■ Saved entries:
START

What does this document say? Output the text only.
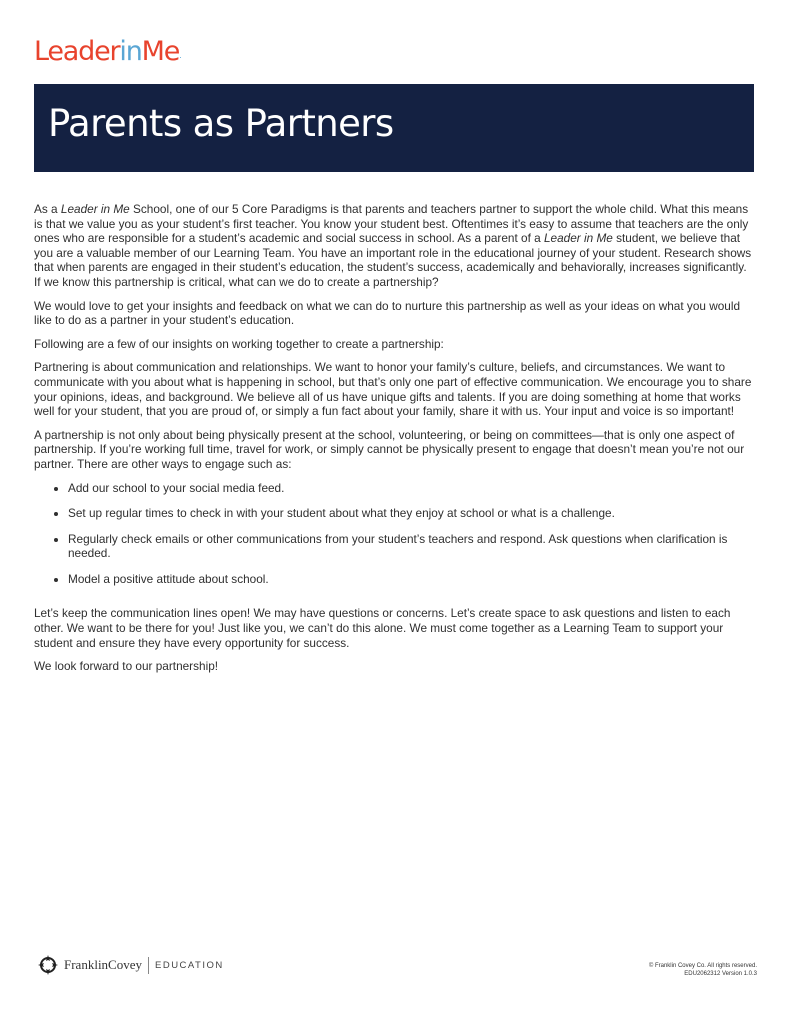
LeaderinMe.
Parents as Partners

As a Leader in Me School, one of our 5 Core Paradigms is that parents and teachers partner to support the whole child. What this means is that we value you as your student’s first teacher. You know your student best. Oftentimes it’s easy to assume that teachers are the only ones who are responsible for a student’s academic and social success in school. As a parent of a Leader in Me student, we believe that you are a valuable member of our Learning Team. You have an important role in the educational journey of your student. Research shows that when parents are engaged in their student’s education, the student’s success, academically and behaviorally, increases significantly. If we know this partnership is critical, what can we do to create a partnership?

We would love to get your insights and feedback on what we can do to nurture this partnership as well as your ideas on what you would like to do as a partner in your student’s education.

Following are a few of our insights on working together to create a partnership:

Partnering is about communication and relationships. We want to honor your family’s culture, beliefs, and circumstances. We want to communicate with you about what is happening in school, but that’s only one part of effective communication. We encourage you to share your opinions, ideas, and background. We believe all of us have unique gifts and talents. If you are doing something at home that works well for your student, that you are proud of, or simply a fun fact about your family, share it with us. Your input and voice is so important!

A partnership is not only about being physically present at the school, volunteering, or being on committees—that is only one aspect of partnership. If you’re working full time, travel for work, or simply cannot be physically present to engage that doesn’t mean you’re not our partner. There are other ways to engage such as:

• Add our school to your social media feed.
• Set up regular times to check in with your student about what they enjoy at school or what is a challenge.
• Regularly check emails or other communications from your student’s teachers and respond. Ask questions when clarification is needed.
• Model a positive attitude about school.

Let’s keep the communication lines open! We may have questions or concerns. Let’s create space to ask questions and listen to each other. We want to be there for you! Just like you, we can’t do this alone. We must come together as a Learning Team to support your student and ensure they have every opportunity for success.

We look forward to our partnership!

FranklinCovey EDUCATION	© Franklin Covey Co. All rights reserved.
EDU2062312 Version 1.0.3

END

■ Task to carry out:
Omit any images, then output the listing exactly.

■ Result of the task:
What does this document say? Output the text only.
LeaderinMe.
Parents as Partners

As a Leader in Me School, one of our 5 Core Paradigms is that parents and teachers partner to support the whole child. What this means is that we value you as your student’s first teacher. You know your student best. Oftentimes it’s easy to assume that teachers are the only ones who are responsible for a student’s academic and social success in school. As a parent of a Leader in Me student, we believe that you are a valuable member of our Learning Team. You have an important role in the educational journey of your student. Research shows that when parents are engaged in their student’s education, the student’s success, academically and behaviorally, increases significantly. If we know this partnership is critical, what can we do to create a partnership?

We would love to get your insights and feedback on what we can do to nurture this partnership as well as your ideas on what you would like to do as a partner in your student’s education.

Following are a few of our insights on working together to create a partnership:

Partnering is about communication and relationships. We want to honor your family’s culture, beliefs, and circumstances. We want to communicate with you about what is happening in school, but that’s only one part of effective communication. We encourage you to share your opinions, ideas, and background. We believe all of us have unique gifts and talents. If you are doing something at home that works well for your student, that you are proud of, or simply a fun fact about your family, share it with us. Your input and voice is so important!

A partnership is not only about being physically present at the school, volunteering, or being on committees—that is only one aspect of partnership. If you’re working full time, travel for work, or simply cannot be physically present to engage that doesn’t mean you’re not our partner. There are other ways to engage such as:

• Add our school to your social media feed.
• Set up regular times to check in with your student about what they enjoy at school or what is a challenge.
• Regularly check emails or other communications from your student’s teachers and respond. Ask questions when clarification is needed.
• Model a positive attitude about school.

Let’s keep the communication lines open! We may have questions or concerns. Let’s create space to ask questions and listen to each other. We want to be there for you! Just like you, we can’t do this alone. We must come together as a Learning Team to support your student and ensure they have every opportunity for success.

We look forward to our partnership!

FranklinCovey EDUCATION	© Franklin Covey Co. All rights reserved.
EDU2062312 Version 1.0.3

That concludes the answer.